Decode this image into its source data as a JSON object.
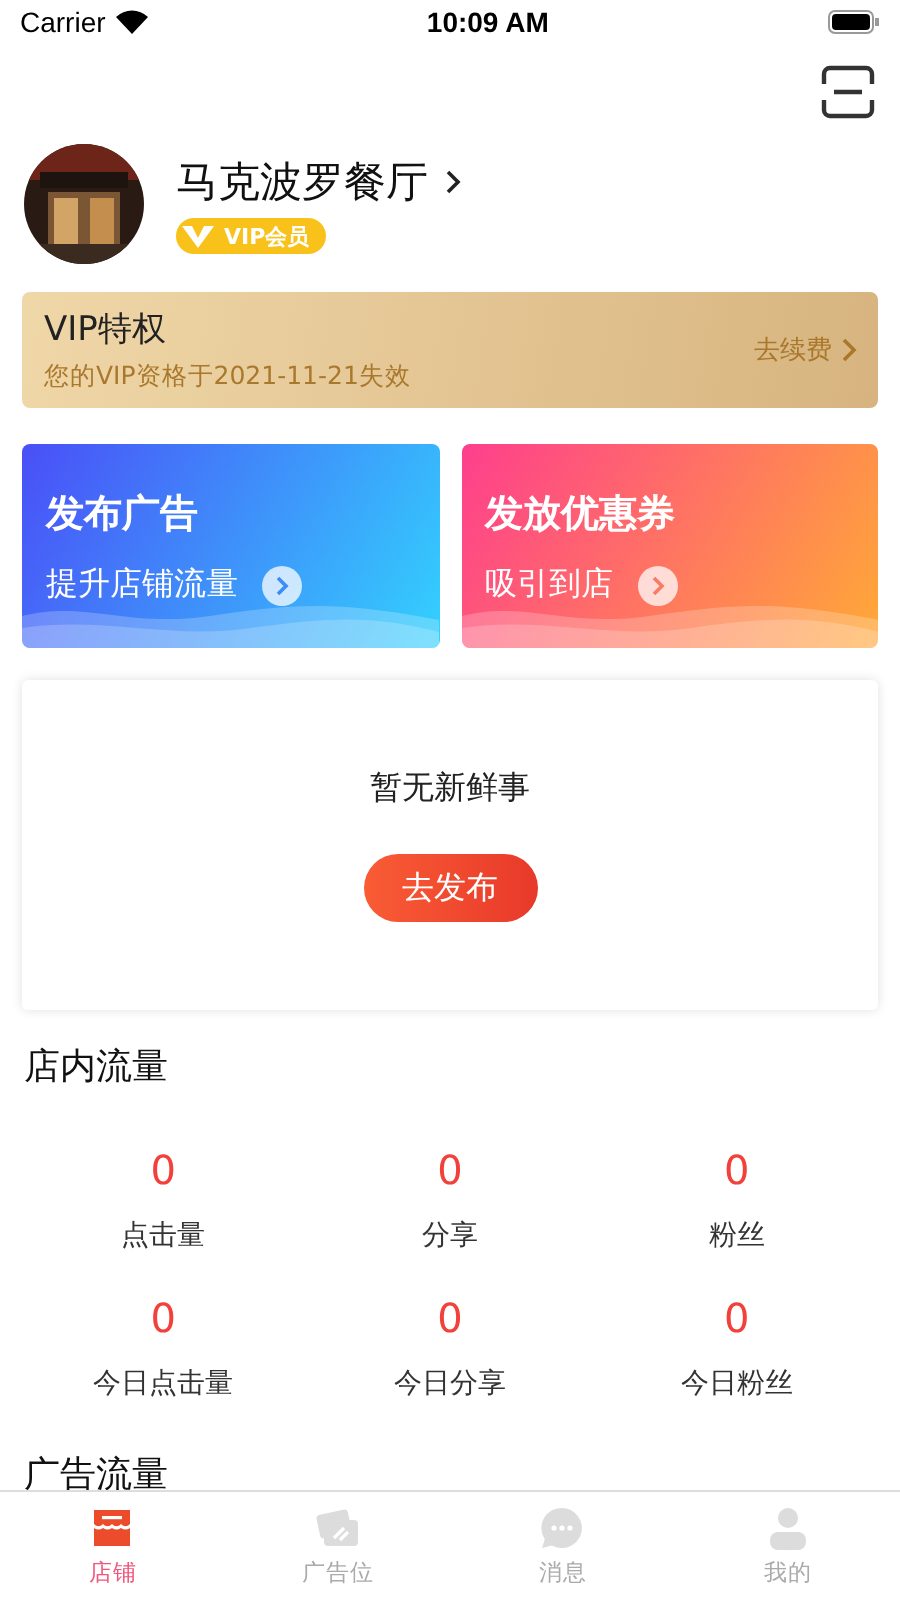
{
  "status_bar": {
    "carrier": "Carrier",
    "time": "10:09 AM"
  },
  "profile": {
    "name": "马克波罗餐厅",
    "badge": "VIP会员"
  },
  "vip": {
    "title": "VIP特权",
    "subtitle": "您的VIP资格于2021-11-21失效",
    "action": "去续费"
  },
  "actions": [
    {
      "title": "发布广告",
      "subtitle": "提升店铺流量",
      "kind": "blue"
    },
    {
      "title": "发放优惠券",
      "subtitle": "吸引到店",
      "kind": "orange"
    }
  ],
  "news": {
    "empty_text": "暂无新鲜事",
    "button": "去发布"
  },
  "store_traffic": {
    "title": "店内流量",
    "stats": [
      {
        "value": "0",
        "label": "点击量"
      },
      {
        "value": "0",
        "label": "分享"
      },
      {
        "value": "0",
        "label": "粉丝"
      },
      {
        "value": "0",
        "label": "今日点击量"
      },
      {
        "value": "0",
        "label": "今日分享"
      },
      {
        "value": "0",
        "label": "今日粉丝"
      }
    ]
  },
  "ad_traffic": {
    "title": "广告流量"
  },
  "tab_bar": [
    {
      "label": "店铺",
      "kind": "store",
      "selected": true
    },
    {
      "label": "广告位",
      "kind": "ads",
      "selected": false
    },
    {
      "label": "消息",
      "kind": "chat",
      "selected": false
    },
    {
      "label": "我的",
      "kind": "user",
      "selected": false
    }
  ]
}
· · · ·
_EXERCISE INSTRUCTIONS_
All of the lines above should be printed exactly, minus the pictures.

_OUTPUT_
Decode this image into its source data as a JSON object.
{
  "status_bar": {
    "carrier": "Carrier",
    "time": "10:09 AM"
  },
  "profile": {
    "name": "马克波罗餐厅",
    "badge": "VIP会员"
  },
  "vip": {
    "title": "VIP特权",
    "subtitle": "您的VIP资格于2021-11-21失效",
    "action": "去续费"
  },
  "actions": [
    {
      "title": "发布广告",
      "subtitle": "提升店铺流量",
      "kind": "blue"
    },
    {
      "title": "发放优惠券",
      "subtitle": "吸引到店",
      "kind": "orange"
    }
  ],
  "news": {
    "empty_text": "暂无新鲜事",
    "button": "去发布"
  },
  "store_traffic": {
    "title": "店内流量",
    "stats": [
      {
        "value": "0",
        "label": "点击量"
      },
      {
        "value": "0",
        "label": "分享"
      },
      {
        "value": "0",
        "label": "粉丝"
      },
      {
        "value": "0",
        "label": "今日点击量"
      },
      {
        "value": "0",
        "label": "今日分享"
      },
      {
        "value": "0",
        "label": "今日粉丝"
      }
    ]
  },
  "ad_traffic": {
    "title": "广告流量"
  },
  "tab_bar": [
    {
      "label": "店铺",
      "kind": "store",
      "selected": true
    },
    {
      "label": "广告位",
      "kind": "ads",
      "selected": false
    },
    {
      "label": "消息",
      "kind": "chat",
      "selected": false
    },
    {
      "label": "我的",
      "kind": "user",
      "selected": false
    }
  ]
}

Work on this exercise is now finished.